# REQUEST:
Turn the rows below into a Markdown table with a No column for the line number and an Entry column for the line, skipping blank lines. Omit the pictures.

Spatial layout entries
:::::
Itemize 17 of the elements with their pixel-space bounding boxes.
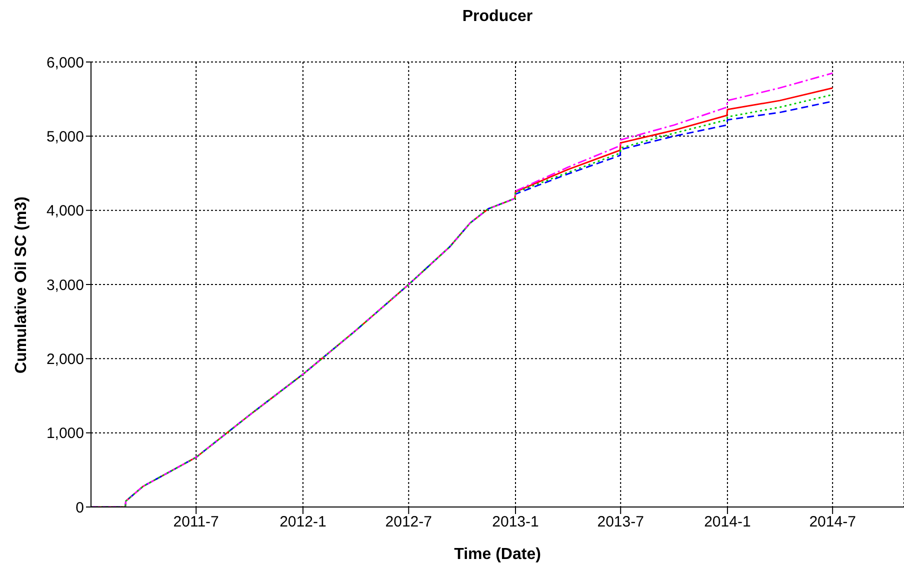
y-tick-label: 2,000 bbox=[46, 350, 84, 368]
y-tick-label: 1,000 bbox=[46, 425, 84, 442]
x-tick-label: 2011-7 bbox=[173, 514, 219, 531]
y-tick-label: 3,000 bbox=[46, 276, 84, 294]
x-tick-label: 2014-1 bbox=[704, 514, 751, 531]
x-tick-label: 2014-7 bbox=[809, 514, 856, 531]
x-axis-title: Time (Date) bbox=[454, 546, 541, 563]
x-tick-label: 2013-7 bbox=[597, 514, 644, 531]
y-tick-label: 5,000 bbox=[46, 128, 84, 146]
x-tick-label: 2012-7 bbox=[385, 514, 432, 531]
y-axis-title: Cumulative Oil SC (m3) bbox=[13, 196, 30, 374]
x-tick-label: 2012-1 bbox=[280, 514, 326, 531]
chart-title: Producer bbox=[462, 8, 533, 25]
y-tick-label: 4,000 bbox=[46, 202, 84, 220]
y-tick-label: 0 bbox=[76, 499, 84, 516]
y-tick-label: 6,000 bbox=[46, 54, 84, 72]
x-tick-label: 2013-1 bbox=[492, 514, 539, 531]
:::::
# WRITTEN ANSWER:
| No | Entry |
|---|---|
| 1 | Itemize 17 of the elements with their pixel-space bounding boxes. |
| 2 | y-tick-label: 2,000 bbox=[46, 350, 84, 368] |
| 3 | y-tick-label: 1,000 bbox=[46, 425, 84, 442] |
| 4 | x-tick-label: 2011-7 bbox=[173, 514, 219, 531] |
| 5 | y-tick-label: 3,000 bbox=[46, 276, 84, 294] |
| 6 | x-tick-label: 2014-1 bbox=[704, 514, 751, 531] |
| 7 | x-tick-label: 2014-7 bbox=[809, 514, 856, 531] |
| 8 | x-axis-title: Time (Date) bbox=[454, 546, 541, 563] |
| 9 | x-tick-label: 2013-7 bbox=[597, 514, 644, 531] |
| 10 | y-tick-label: 5,000 bbox=[46, 128, 84, 146] |
| 11 | x-tick-label: 2012-7 bbox=[385, 514, 432, 531] |
| 12 | y-axis-title: Cumulative Oil SC (m3) bbox=[13, 196, 30, 374] |
| 13 | x-tick-label: 2012-1 bbox=[280, 514, 326, 531] |
| 14 | chart-title: Producer bbox=[462, 8, 533, 25] |
| 15 | y-tick-label: 4,000 bbox=[46, 202, 84, 220] |
| 16 | y-tick-label: 0 bbox=[76, 499, 84, 516] |
| 17 | y-tick-label: 6,000 bbox=[46, 54, 84, 72] |
| 18 | x-tick-label: 2013-1 bbox=[492, 514, 539, 531] |